• [What the task asks]: Please report every line from the material that contains the word "outlined".

• [Stored records]:
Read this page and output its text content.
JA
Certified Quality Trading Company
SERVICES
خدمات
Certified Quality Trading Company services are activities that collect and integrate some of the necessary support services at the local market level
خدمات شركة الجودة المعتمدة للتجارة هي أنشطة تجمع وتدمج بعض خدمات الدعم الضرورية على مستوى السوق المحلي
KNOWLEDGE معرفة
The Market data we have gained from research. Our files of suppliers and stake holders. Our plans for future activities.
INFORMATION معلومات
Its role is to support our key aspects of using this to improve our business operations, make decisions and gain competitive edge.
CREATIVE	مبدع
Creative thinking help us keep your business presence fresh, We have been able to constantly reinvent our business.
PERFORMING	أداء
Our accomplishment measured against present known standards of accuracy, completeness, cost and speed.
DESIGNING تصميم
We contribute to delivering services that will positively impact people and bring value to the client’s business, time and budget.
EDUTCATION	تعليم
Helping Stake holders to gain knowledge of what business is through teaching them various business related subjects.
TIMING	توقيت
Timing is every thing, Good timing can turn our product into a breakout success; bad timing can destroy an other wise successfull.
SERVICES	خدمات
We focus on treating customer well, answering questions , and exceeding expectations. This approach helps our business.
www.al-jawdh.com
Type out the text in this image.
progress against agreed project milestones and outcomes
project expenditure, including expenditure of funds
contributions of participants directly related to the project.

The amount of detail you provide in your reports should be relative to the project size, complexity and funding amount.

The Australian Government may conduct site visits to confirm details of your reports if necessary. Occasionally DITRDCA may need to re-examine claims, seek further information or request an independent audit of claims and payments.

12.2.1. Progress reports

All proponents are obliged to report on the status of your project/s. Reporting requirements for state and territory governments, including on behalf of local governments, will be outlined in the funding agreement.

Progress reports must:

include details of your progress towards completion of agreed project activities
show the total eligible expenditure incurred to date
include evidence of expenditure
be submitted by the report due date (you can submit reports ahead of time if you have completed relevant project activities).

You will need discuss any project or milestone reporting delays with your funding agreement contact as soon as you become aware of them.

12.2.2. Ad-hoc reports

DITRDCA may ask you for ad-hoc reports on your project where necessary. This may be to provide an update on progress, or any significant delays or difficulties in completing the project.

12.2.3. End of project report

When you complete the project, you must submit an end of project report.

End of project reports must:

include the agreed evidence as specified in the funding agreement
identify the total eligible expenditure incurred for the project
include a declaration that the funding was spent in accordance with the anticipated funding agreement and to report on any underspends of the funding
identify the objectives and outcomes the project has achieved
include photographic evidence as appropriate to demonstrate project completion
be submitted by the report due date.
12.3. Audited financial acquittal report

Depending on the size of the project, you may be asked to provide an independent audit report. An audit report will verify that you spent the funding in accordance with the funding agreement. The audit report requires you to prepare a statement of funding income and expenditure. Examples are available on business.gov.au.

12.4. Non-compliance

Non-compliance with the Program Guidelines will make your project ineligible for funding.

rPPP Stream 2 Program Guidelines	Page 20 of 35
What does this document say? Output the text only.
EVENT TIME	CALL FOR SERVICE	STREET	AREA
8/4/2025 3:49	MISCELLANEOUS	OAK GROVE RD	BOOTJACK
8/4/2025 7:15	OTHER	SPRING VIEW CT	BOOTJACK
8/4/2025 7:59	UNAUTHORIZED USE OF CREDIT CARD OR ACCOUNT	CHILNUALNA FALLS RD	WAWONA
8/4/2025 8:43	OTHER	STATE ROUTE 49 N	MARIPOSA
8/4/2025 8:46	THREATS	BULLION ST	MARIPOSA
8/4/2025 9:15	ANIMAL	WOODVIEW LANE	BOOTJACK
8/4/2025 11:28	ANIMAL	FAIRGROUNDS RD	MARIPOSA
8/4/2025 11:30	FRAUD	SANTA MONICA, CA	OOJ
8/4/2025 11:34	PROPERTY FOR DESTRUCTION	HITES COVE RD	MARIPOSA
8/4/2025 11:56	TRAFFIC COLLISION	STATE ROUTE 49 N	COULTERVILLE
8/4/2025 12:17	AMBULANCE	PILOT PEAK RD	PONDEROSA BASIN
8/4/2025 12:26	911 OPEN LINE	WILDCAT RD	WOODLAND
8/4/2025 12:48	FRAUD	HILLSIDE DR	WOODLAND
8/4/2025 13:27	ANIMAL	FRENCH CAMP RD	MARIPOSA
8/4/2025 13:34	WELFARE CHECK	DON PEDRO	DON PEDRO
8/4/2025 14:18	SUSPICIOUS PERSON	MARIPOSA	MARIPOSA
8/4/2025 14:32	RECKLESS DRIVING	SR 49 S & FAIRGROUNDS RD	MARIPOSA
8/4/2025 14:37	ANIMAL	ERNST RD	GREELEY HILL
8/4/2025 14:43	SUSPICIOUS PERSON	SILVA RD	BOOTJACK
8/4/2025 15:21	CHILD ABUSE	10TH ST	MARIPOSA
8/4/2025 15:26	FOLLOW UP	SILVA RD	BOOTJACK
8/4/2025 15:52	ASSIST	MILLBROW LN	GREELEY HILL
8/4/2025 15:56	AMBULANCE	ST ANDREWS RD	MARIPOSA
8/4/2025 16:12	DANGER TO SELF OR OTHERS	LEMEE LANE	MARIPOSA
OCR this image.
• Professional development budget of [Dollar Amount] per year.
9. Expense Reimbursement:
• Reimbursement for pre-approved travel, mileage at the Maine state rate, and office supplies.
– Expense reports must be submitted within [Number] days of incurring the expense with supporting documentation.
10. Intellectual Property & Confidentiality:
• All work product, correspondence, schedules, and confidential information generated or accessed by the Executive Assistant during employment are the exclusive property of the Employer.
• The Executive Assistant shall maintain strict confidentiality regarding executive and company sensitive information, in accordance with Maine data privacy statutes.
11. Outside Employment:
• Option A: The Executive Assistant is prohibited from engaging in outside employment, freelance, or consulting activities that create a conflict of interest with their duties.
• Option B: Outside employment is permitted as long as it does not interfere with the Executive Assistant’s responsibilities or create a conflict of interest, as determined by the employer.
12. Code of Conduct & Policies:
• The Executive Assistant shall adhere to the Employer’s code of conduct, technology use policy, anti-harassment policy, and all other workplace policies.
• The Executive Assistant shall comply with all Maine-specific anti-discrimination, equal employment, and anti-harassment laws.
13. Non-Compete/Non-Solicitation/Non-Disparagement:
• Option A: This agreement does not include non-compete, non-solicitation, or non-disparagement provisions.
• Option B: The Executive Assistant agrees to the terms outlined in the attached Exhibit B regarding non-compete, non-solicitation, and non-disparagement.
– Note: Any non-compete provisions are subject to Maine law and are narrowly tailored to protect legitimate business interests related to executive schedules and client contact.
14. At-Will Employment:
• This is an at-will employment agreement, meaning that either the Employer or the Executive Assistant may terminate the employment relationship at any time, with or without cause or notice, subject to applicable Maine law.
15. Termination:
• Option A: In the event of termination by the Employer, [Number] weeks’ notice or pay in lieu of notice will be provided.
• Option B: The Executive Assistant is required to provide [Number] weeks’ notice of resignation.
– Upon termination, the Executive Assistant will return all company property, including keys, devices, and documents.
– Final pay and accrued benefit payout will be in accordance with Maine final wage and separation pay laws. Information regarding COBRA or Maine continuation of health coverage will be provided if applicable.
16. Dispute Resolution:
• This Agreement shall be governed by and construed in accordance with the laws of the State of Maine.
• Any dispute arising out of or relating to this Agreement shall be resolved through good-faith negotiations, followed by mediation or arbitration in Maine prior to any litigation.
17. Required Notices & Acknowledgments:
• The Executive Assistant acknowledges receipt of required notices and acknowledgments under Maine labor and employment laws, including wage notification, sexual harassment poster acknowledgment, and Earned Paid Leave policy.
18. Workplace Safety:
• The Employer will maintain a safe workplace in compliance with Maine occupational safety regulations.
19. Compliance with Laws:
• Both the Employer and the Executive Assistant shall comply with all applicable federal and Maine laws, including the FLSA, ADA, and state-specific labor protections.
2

• [Output for this task]:
All proponents are obliged to report on the status of your project/s. Reporting requirements for state and territory governments, including on behalf of local governments, will be outlined in the funding agreement.
• Option B: The Executive Assistant agrees to the terms outlined in the attached Exhibit B regarding non-compete, non-solicitation, and non-disparagement.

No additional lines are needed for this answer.